### Data excerpts

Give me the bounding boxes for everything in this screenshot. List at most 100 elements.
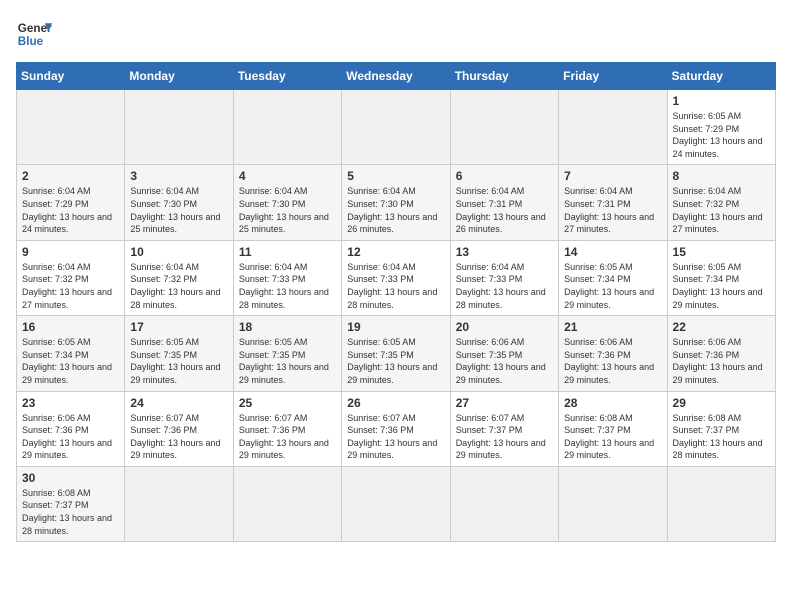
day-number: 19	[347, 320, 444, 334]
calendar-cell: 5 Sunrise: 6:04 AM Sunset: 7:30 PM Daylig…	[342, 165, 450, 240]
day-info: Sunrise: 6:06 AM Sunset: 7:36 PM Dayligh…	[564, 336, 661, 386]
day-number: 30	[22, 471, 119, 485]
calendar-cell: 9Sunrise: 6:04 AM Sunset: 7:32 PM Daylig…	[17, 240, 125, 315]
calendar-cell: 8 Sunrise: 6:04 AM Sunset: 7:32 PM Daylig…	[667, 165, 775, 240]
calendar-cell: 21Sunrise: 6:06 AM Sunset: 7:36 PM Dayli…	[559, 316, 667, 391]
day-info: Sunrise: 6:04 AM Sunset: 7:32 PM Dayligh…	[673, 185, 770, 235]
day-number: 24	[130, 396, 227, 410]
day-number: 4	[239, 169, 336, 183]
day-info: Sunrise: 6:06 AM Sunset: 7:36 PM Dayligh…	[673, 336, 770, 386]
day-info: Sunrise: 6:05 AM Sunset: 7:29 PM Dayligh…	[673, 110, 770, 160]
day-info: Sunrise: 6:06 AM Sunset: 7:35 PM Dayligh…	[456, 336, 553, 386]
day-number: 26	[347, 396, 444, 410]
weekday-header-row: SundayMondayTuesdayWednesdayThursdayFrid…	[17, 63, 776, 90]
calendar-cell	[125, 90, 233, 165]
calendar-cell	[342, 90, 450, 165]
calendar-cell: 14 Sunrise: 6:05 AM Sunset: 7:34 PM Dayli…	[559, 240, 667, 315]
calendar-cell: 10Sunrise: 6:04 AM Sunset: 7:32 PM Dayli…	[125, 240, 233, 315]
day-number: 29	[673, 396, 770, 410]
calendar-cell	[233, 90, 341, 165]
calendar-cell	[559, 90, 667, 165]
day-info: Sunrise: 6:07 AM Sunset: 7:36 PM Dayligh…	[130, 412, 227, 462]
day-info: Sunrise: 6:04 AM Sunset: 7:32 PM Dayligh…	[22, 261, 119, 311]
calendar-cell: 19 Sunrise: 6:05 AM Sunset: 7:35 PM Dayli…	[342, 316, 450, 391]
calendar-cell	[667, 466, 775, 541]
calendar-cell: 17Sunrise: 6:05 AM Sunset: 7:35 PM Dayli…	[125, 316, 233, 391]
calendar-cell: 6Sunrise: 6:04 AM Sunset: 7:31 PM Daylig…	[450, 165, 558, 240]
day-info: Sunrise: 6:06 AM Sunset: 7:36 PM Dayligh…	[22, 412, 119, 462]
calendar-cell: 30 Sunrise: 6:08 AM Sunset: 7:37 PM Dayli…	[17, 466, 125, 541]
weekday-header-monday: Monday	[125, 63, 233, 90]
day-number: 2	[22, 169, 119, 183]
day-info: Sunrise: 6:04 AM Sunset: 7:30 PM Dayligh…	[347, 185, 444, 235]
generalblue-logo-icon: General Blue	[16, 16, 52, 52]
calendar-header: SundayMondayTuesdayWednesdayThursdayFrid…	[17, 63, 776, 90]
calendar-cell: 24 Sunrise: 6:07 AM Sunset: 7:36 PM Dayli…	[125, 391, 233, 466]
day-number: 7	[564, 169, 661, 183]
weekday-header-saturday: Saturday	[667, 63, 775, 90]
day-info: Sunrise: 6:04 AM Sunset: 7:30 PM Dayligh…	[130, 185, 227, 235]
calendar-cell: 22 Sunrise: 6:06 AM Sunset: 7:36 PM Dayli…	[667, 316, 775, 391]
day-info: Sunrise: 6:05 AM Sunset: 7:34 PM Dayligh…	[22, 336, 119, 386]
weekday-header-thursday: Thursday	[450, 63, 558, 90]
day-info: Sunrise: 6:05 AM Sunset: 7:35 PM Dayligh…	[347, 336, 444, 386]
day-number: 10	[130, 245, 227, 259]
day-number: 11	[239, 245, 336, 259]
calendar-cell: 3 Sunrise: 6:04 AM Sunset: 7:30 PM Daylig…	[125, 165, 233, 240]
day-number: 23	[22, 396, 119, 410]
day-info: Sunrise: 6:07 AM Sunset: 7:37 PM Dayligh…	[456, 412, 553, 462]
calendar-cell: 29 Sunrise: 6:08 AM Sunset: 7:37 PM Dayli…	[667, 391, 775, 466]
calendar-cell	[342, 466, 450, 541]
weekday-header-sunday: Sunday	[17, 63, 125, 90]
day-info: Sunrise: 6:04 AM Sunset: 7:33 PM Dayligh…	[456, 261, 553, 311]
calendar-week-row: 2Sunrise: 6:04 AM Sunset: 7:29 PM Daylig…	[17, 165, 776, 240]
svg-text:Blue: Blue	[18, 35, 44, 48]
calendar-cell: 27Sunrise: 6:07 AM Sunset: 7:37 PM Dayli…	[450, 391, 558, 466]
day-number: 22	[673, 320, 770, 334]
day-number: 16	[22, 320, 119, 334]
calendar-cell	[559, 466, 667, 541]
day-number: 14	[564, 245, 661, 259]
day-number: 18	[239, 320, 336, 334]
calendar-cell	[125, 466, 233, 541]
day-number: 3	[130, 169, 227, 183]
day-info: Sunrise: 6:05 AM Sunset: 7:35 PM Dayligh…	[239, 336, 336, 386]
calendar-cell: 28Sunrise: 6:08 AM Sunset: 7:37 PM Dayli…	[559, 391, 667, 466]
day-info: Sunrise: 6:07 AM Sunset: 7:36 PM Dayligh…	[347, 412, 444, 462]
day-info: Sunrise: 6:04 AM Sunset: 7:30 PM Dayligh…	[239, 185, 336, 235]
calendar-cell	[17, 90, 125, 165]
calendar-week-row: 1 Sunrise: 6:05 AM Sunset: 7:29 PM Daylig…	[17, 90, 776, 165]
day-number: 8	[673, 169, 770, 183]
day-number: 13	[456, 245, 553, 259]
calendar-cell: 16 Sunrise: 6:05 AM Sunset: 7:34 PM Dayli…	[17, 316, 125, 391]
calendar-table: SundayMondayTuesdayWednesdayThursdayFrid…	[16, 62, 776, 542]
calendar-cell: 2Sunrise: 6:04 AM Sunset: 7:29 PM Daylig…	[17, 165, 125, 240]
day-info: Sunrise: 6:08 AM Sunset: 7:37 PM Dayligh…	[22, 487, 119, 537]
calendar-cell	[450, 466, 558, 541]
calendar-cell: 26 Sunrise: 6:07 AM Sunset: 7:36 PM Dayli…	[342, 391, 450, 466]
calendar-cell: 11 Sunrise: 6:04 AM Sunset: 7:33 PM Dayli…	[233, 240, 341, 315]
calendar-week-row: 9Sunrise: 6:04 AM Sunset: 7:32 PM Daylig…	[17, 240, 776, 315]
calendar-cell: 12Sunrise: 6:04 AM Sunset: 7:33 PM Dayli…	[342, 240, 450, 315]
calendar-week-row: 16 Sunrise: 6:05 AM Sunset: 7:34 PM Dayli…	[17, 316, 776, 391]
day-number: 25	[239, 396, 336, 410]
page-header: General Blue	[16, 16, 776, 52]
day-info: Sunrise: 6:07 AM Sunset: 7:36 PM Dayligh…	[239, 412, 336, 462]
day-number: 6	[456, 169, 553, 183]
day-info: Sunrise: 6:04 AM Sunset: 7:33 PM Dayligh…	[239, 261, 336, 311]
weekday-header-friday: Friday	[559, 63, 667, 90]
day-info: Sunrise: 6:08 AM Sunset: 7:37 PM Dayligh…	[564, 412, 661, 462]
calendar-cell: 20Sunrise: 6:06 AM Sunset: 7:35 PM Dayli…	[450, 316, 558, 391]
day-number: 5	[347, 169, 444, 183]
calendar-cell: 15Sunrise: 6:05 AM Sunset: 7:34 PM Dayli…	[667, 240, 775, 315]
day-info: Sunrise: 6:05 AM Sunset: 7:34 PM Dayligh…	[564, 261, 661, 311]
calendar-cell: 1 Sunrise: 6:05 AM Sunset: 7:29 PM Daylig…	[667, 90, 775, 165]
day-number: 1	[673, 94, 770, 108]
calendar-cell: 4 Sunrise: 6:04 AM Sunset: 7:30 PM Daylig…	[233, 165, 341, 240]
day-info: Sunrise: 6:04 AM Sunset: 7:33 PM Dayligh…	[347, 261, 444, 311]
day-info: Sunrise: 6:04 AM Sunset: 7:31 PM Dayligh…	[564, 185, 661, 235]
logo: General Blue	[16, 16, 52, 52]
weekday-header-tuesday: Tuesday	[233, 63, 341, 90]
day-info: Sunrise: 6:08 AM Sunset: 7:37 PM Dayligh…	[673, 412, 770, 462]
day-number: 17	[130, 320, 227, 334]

######
### Data excerpts

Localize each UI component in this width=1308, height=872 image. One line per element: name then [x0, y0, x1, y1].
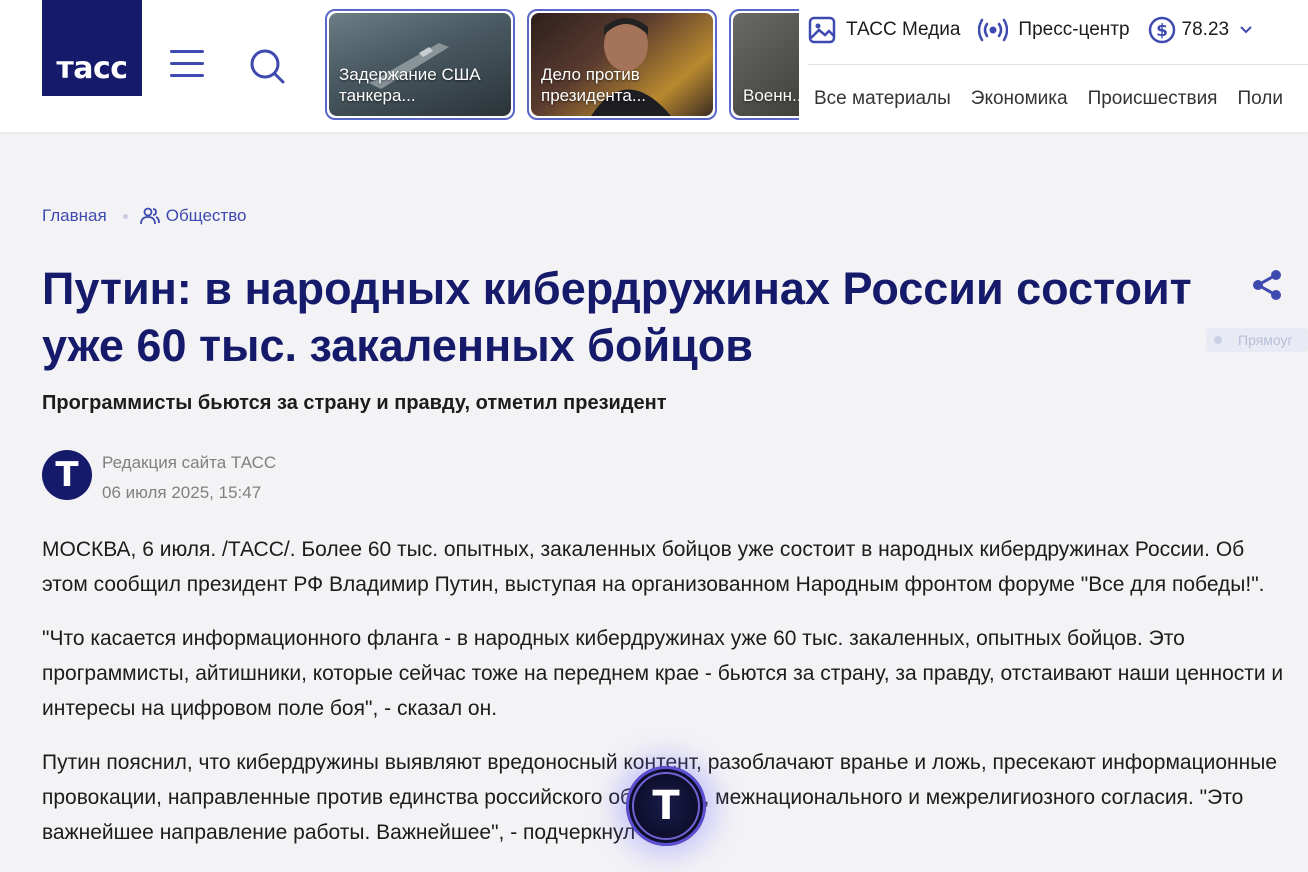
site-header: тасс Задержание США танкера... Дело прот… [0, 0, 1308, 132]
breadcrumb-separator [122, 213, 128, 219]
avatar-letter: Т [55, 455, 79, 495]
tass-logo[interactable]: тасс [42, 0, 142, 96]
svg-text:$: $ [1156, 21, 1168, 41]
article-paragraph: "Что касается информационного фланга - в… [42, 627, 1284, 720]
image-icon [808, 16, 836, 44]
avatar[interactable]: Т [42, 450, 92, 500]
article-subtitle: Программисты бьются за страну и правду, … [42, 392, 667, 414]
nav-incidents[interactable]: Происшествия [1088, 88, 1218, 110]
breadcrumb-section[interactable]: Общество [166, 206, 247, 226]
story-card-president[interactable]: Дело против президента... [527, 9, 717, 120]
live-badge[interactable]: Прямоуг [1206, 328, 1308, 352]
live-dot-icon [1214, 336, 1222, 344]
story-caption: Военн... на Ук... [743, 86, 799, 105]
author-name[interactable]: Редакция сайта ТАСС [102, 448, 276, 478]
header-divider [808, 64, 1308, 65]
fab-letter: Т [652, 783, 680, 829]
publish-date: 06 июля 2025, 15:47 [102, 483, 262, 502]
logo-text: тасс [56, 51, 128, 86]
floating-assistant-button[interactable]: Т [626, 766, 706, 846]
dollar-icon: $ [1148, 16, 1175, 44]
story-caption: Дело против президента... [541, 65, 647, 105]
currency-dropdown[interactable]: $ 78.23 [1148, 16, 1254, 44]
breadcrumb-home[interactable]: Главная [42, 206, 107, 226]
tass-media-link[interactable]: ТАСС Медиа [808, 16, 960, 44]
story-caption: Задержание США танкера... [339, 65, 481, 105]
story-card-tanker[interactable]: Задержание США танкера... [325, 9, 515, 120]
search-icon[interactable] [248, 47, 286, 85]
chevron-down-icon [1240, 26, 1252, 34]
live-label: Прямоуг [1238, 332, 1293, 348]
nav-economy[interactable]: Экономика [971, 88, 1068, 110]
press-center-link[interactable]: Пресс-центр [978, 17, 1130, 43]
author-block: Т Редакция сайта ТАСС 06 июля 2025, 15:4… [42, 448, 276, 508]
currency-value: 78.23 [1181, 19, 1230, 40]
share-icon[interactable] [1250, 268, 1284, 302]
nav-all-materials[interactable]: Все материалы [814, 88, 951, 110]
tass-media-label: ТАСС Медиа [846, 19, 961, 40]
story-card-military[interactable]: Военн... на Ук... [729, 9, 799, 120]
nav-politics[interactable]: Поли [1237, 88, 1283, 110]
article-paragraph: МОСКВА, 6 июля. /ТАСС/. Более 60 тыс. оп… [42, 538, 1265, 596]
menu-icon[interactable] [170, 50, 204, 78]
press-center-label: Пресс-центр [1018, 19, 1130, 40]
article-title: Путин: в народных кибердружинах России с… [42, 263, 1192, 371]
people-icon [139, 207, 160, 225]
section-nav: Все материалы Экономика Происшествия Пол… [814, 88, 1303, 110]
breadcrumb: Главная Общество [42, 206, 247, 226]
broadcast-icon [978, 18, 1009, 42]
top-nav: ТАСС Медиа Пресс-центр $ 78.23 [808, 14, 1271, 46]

######

Set task →
Transcribe verbatim the lines of the listing above, starting with the line that contains "site-header: тасс Задержание" and continuing through the line that contains "avatar[interactable]: Т [42, 450, 92, 500]", with both of those lines included.

Task response →
site-header: тасс Задержание США танкера... Дело прот… [0, 0, 1308, 132]
breadcrumb-separator [122, 213, 128, 219]
avatar-letter: Т [55, 455, 79, 495]
tass-logo[interactable]: тасс [42, 0, 142, 96]
svg-text:$: $ [1156, 21, 1168, 41]
article-paragraph: "Что касается информационного фланга - в… [42, 627, 1284, 720]
image-icon [808, 16, 836, 44]
avatar[interactable]: Т [42, 450, 92, 500]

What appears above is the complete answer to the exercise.